-- start SOURCE EXCERPT --
Of "the Jacobite relics" among us no other is probably so remarkable as the ruined Castle of Dunnottar. To the sea-borne traveller it is the most conspicuous stronghold along the east coast, for it is higher perched and more extensive than its rival Tantallon. Crowning a bluff peninsula which drops to the sea in precipices of ragged conglomerate, its indented and scattered outline is more like the ruin of a town or a national fortress than of a private dwelling-place. No other feudal castle in Scotland, indeed, appears to have covered so wide a space of ground, or to have been capable of receiving within the cincture of its defences so large a garrison. Generally the remains of Scottish strongholds have a lean and gaunt aspect, as if their strength depended on the narrow front to be defended rather than on the numerous garrison; but here there are vestiges of a widespread magnificence, more beseeming a royal than a baronial establishment And perhaps the effect of the scene is rather heightened by a certain air of modernness in the buildings. They do not entirely belong to a past historic period, severed by intervening centuries from our sympathies. There doubtless is the old square keep, the relic of the primitive age of baronial architecture, frowning in austere gloom over all. But among the ruins scattered around we see the traces of modern comfort and social habits. The deserted mansion-house is combined with the ruined fortalice, and tells us not only of ancient feudal power decayed, but of modern wealth and hospitable profusion suddenly stopped. Comparing it with anything that may be seen in England, it thus eloquently informs the traveller that he is in a country where the traces of civil tumult are more recent, and where the passing over them of centuries has not entirely softened down the traces of conflict, as in the halls devastated by the Wars of the Roses, with the mellowness of antiquity. Yet the ruin speaks to us from a period sufficiently remote to keep clear of the living political excitements of this age. Very nearly a century and a half have now passed since the chimneys ceased to smoke, and the whole busy world of life deserted that vast range of edifices.

The impression natural to such a scene is deepened and strengthened when we associate it with the career, spent so far away, and in scenes so different, of the two young men who were the last to lord it within those wasted walls. When George I. ascended the throne, the head of the house of Keith, and the inheritor of the title of Earl Marischal, was a young man of two-and-twenty, and his brother James, afterwards Frederick the Great's Field-Marshal, was some three years younger. They were nearly related to Mar, the leader of the insurrection, and were sharers in the official proscription which created so many enemies to the new dynasty. The Earl was deprived of his commission, and, returning home to Dunnottar, to wait events in his own stronghold, he met his brother James, who was going southwards to seek service under the new king. The news which the Earl had to tell about himself were not propitious to such an object, and the brothers returned to Scotland together. Nothing was more natural than that they should join in the outbreak; and whatever may be said of their cousin Mar, and of other veteran politicians who had deliberately offered their services to the Hanoverian before they discovered that their allegiance was due elsewhere, it would be as unjust to attribute selfish motives as it would be unreasonable to attach serious political convictions to the conduct of the two young men who, in the impulse of the moment, threw themselves into the cause of their kindred.

When ruin fell alike on their adopted cause and their own fortunes, it is pleasant to contemplate the manly resoluteness with which the two young men set themselves to the creation of their own fortunes, without casting back an enervating thought to the sure fortune and the brilliant prosperity that had departed from them. Each of them made for himself a place in history, and achieved a fortune far above the home respectability, affluence, and rank from which calamity had driven them. There are considerable materials for the history of the public life of both. A fragment of an autobiography left behind by the younger will enable the biographer to trace him through the period of his early struggles down nearly to the point at which he is taken up by fame, and his personal adventures become a part of European history.
-- end SOURCE EXCERPT --
▸ CHALLENGES
1/ Set down part of the Dunnottar passage word for word: begin at the words that contain "When ruin fell" and stop after "of European history.".
2/ Answer these questions from the Dunnottar passage:
(a) Which stronghold does it name as the rival of Dunnottar?
(b) How old was the Earl Marischal when George I. ascended the throne?
(c) What did the younger brother leave behind that will help his biographer?
Rely solely on the Dunnottar passage when responding.
-- start DATA SHOWN --
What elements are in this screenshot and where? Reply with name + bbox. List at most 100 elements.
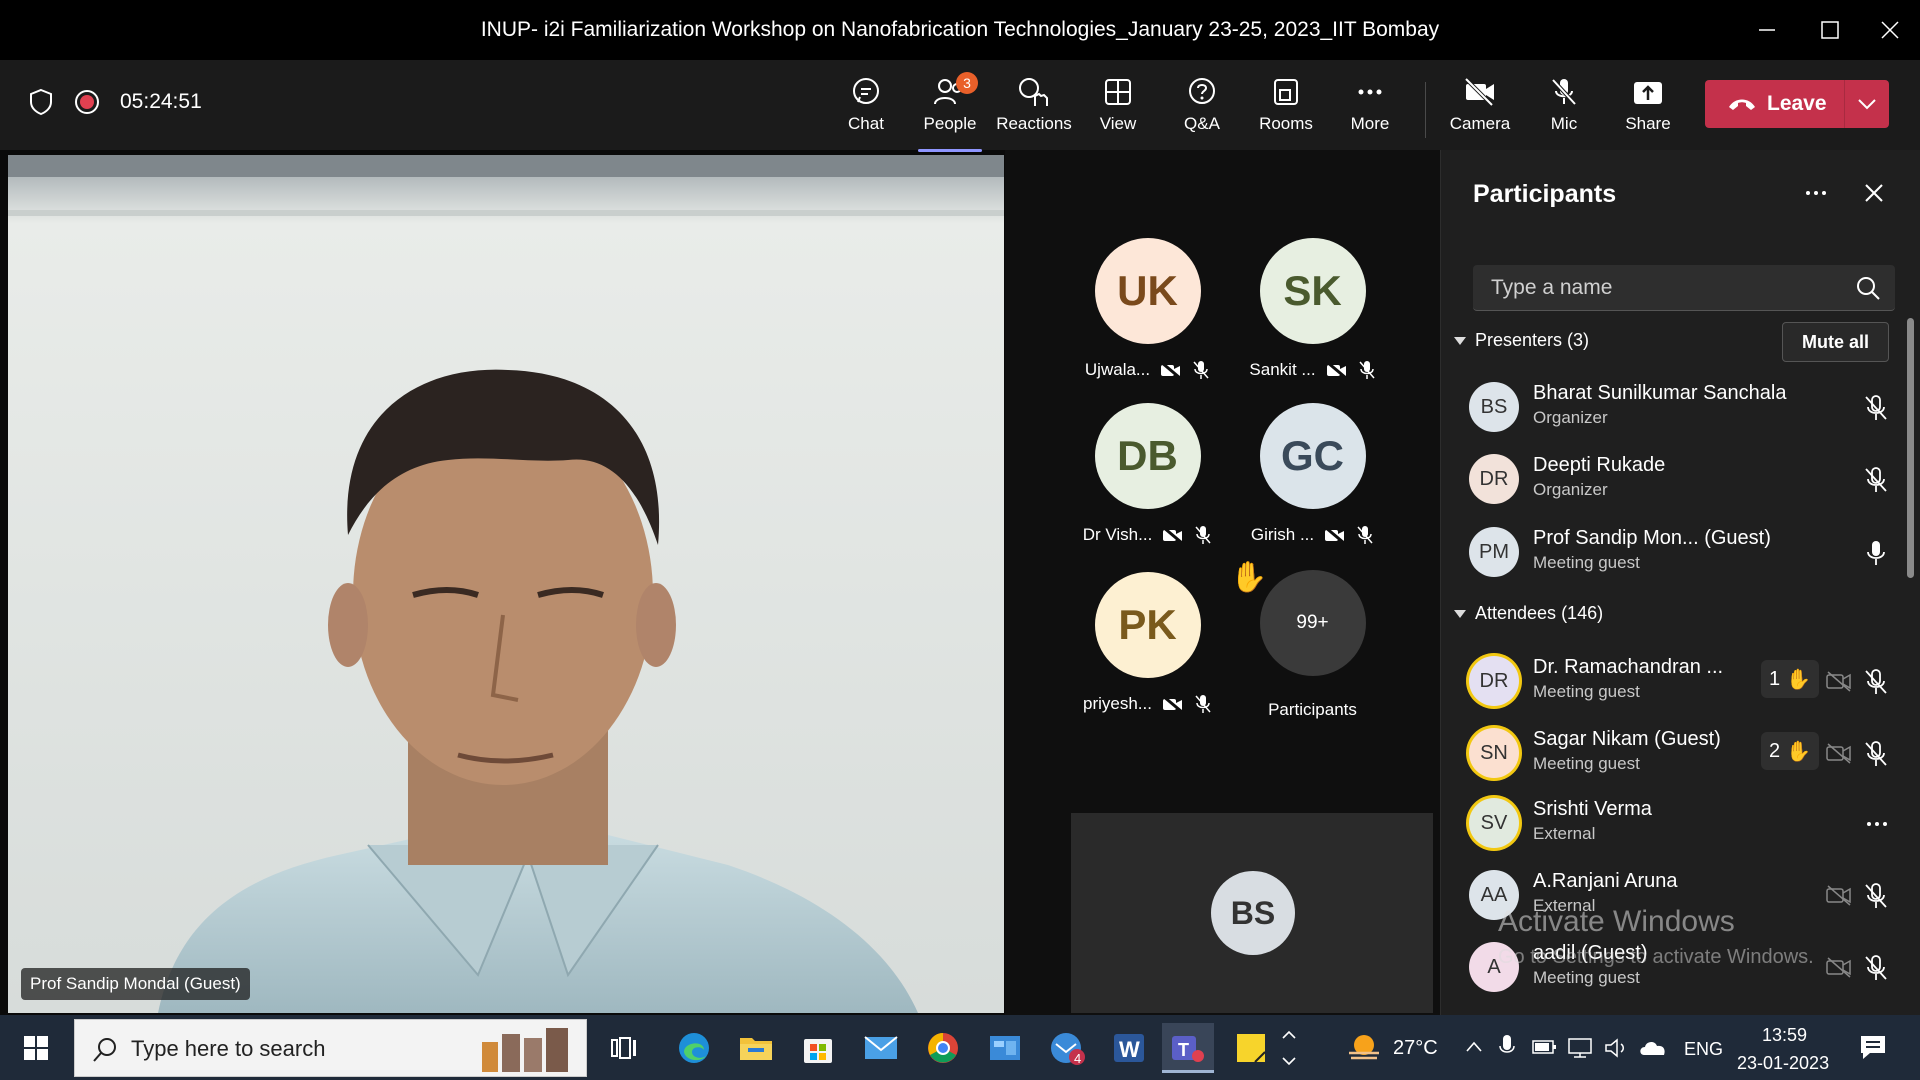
-- end DATA SHOWN --
-- start DATA SHOWN --
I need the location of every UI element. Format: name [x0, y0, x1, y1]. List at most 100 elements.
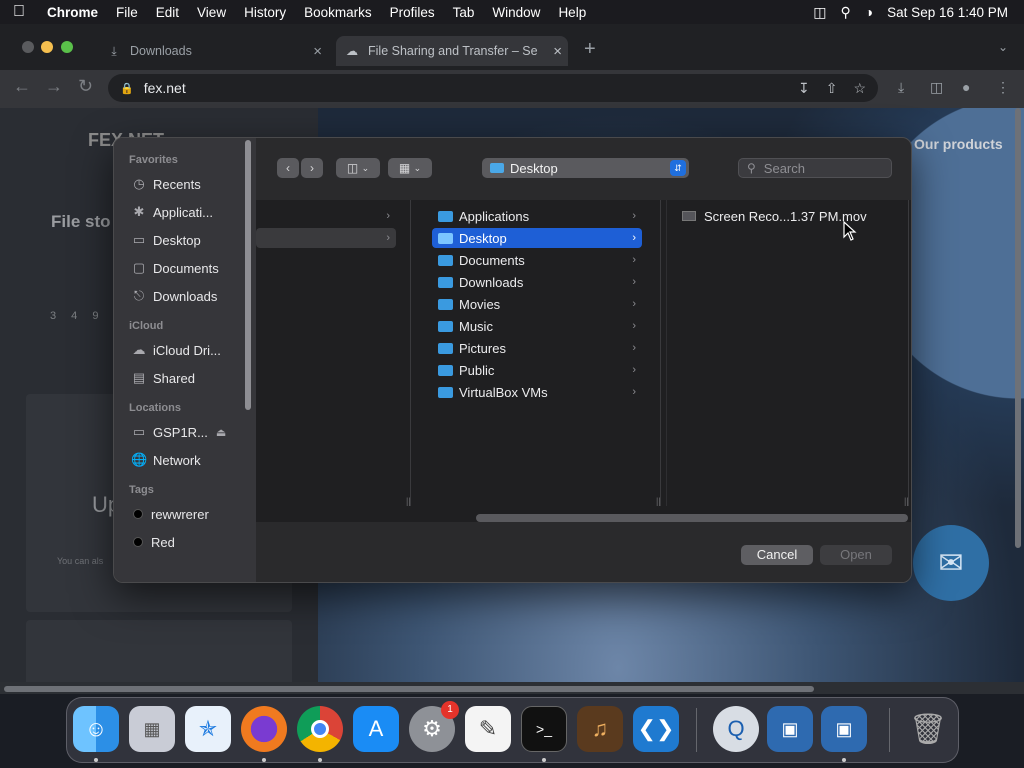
-- end DATA SHOWN --
▸ RESPONSES PER TASK
1/
When ruin fell alike on their adopted cause and their own fortunes, it is pleasant to contemplate the manly resoluteness with which the two young men set themselves to the creation of their own fortunes, without casting back an enervating thought to the sure fortune and the brilliant prosperity that had departed from them. Each of them made for himself a place in history, and achieved a fortune far above the home respectability, affluence, and rank from which calamity had driven them. There are considerable materials for the history of the public life of both. A fragment of an autobiography left behind by the younger will enable the biographer to trace him through the period of his early struggles down nearly to the point at which he is taken up by fame, and his personal adventures become a part of European history.

2/
(a) Tantallon.
(b) Two-and-twenty.
(c) A fragment of an autobiography.